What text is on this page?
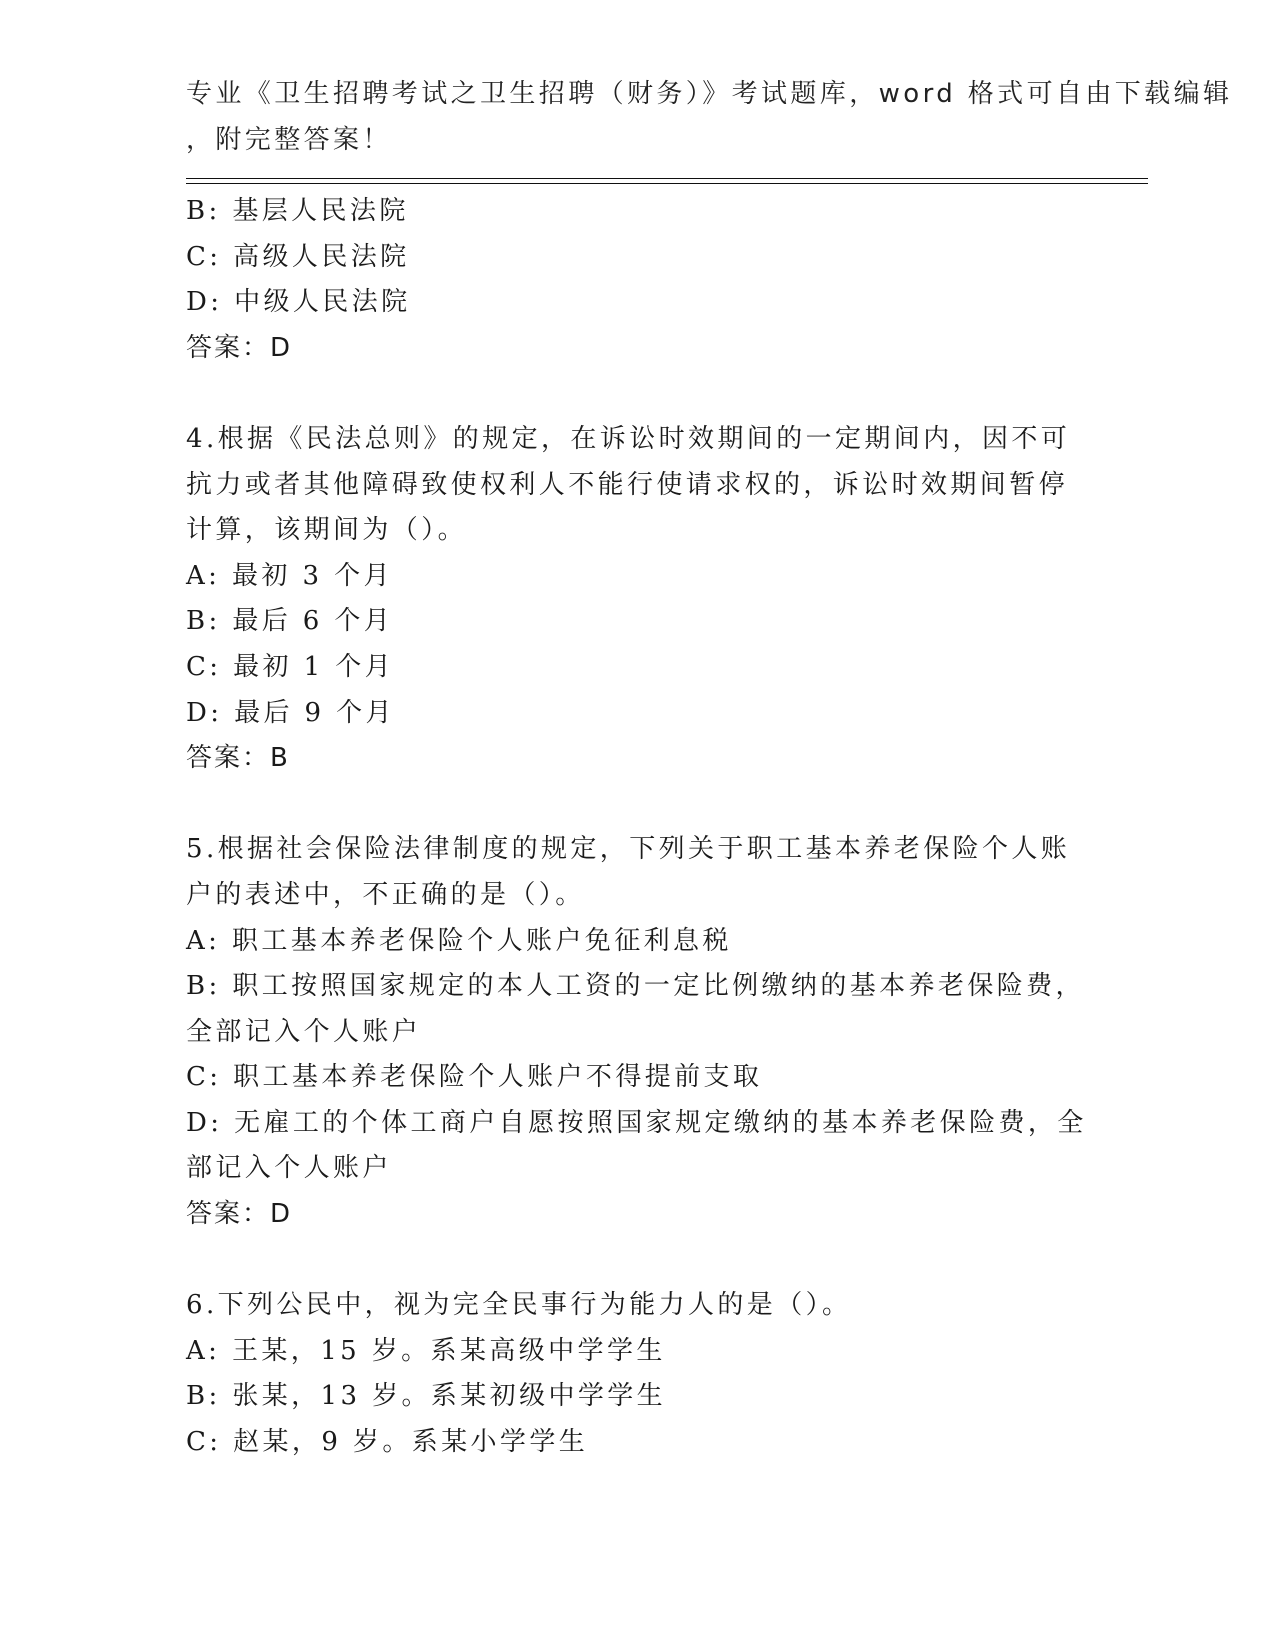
专业《卫生招聘考试之卫生招聘（财务）》考试题库，word 格式可自由下载编辑
，附完整答案！
B: 基层人民法院
C: 高级人民法院
D: 中级人民法院
答案：D
4.根据《民法总则》的规定，在诉讼时效期间的一定期间内，因不可
抗力或者其他障碍致使权利人不能行使请求权的，诉讼时效期间暂停
计算，该期间为（）。
A: 最初 3 个月
B: 最后 6 个月
C: 最初 1 个月
D: 最后 9 个月
答案：B
5.根据社会保险法律制度的规定，下列关于职工基本养老保险个人账
户的表述中，不正确的是（）。
A: 职工基本养老保险个人账户免征利息税
B: 职工按照国家规定的本人工资的一定比例缴纳的基本养老保险费，
全部记入个人账户
C: 职工基本养老保险个人账户不得提前支取
D: 无雇工的个体工商户自愿按照国家规定缴纳的基本养老保险费，全
部记入个人账户
答案：D
6.下列公民中，视为完全民事行为能力人的是（）。
A: 王某，15 岁。系某高级中学学生
B: 张某，13 岁。系某初级中学学生
C: 赵某，9 岁。系某小学学生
——————————
Written instruction:
In your copy, repeat each record exactly and include no pictures.

Result for this task:
What text is on this page?
专业《卫生招聘考试之卫生招聘（财务）》考试题库，word 格式可自由下载编辑
，附完整答案！
B: 基层人民法院
C: 高级人民法院
D: 中级人民法院
答案：D
4.根据《民法总则》的规定，在诉讼时效期间的一定期间内，因不可
抗力或者其他障碍致使权利人不能行使请求权的，诉讼时效期间暂停
计算，该期间为（）。
A: 最初 3 个月
B: 最后 6 个月
C: 最初 1 个月
D: 最后 9 个月
答案：B
5.根据社会保险法律制度的规定，下列关于职工基本养老保险个人账
户的表述中，不正确的是（）。
A: 职工基本养老保险个人账户免征利息税
B: 职工按照国家规定的本人工资的一定比例缴纳的基本养老保险费，
全部记入个人账户
C: 职工基本养老保险个人账户不得提前支取
D: 无雇工的个体工商户自愿按照国家规定缴纳的基本养老保险费，全
部记入个人账户
答案：D
6.下列公民中，视为完全民事行为能力人的是（）。
A: 王某，15 岁。系某高级中学学生
B: 张某，13 岁。系某初级中学学生
C: 赵某，9 岁。系某小学学生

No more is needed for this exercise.